* _WRITTEN PROBLEM_: Copy out each of the following lines word for word, in the same order, changing nothing.

* begin *

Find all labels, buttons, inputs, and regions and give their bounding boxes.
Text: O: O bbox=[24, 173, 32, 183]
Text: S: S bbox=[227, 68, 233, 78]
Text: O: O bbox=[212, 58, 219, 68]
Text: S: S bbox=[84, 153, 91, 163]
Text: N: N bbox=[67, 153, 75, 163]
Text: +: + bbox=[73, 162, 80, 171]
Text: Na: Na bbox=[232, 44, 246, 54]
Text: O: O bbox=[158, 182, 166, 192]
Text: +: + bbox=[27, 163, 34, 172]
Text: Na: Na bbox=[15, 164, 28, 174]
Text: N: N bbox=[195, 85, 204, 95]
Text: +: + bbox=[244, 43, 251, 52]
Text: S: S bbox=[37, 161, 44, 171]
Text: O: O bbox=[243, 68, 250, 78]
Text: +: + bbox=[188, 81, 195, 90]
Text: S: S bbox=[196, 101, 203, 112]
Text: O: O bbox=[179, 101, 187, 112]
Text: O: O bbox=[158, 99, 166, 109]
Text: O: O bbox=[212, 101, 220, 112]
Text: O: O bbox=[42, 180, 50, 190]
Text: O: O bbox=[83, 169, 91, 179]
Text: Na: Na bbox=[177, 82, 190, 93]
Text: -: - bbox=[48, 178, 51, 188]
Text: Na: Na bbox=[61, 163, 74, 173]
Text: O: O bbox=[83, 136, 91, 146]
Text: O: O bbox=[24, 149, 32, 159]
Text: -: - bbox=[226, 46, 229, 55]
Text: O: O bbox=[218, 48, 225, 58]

* end *

* _EXERCISE ANSWER_:
Find all labels, buttons, inputs, and regions and give their bounding boxes.
Text: O: O bbox=[24, 173, 32, 183]
Text: S: S bbox=[227, 68, 233, 78]
Text: O: O bbox=[212, 58, 219, 68]
Text: S: S bbox=[84, 153, 91, 163]
Text: N: N bbox=[67, 153, 75, 163]
Text: +: + bbox=[73, 162, 80, 171]
Text: Na: Na bbox=[232, 44, 246, 54]
Text: O: O bbox=[158, 182, 166, 192]
Text: +: + bbox=[27, 163, 34, 172]
Text: Na: Na bbox=[15, 164, 28, 174]
Text: N: N bbox=[195, 85, 204, 95]
Text: +: + bbox=[244, 43, 251, 52]
Text: S: S bbox=[37, 161, 44, 171]
Text: O: O bbox=[243, 68, 250, 78]
Text: +: + bbox=[188, 81, 195, 90]
Text: S: S bbox=[196, 101, 203, 112]
Text: O: O bbox=[179, 101, 187, 112]
Text: O: O bbox=[158, 99, 166, 109]
Text: O: O bbox=[212, 101, 220, 112]
Text: O: O bbox=[42, 180, 50, 190]
Text: O: O bbox=[83, 169, 91, 179]
Text: Na: Na bbox=[177, 82, 190, 93]
Text: -: - bbox=[48, 178, 51, 188]
Text: Na: Na bbox=[61, 163, 74, 173]
Text: O: O bbox=[83, 136, 91, 146]
Text: O: O bbox=[24, 149, 32, 159]
Text: -: - bbox=[226, 46, 229, 55]
Text: O: O bbox=[218, 48, 225, 58]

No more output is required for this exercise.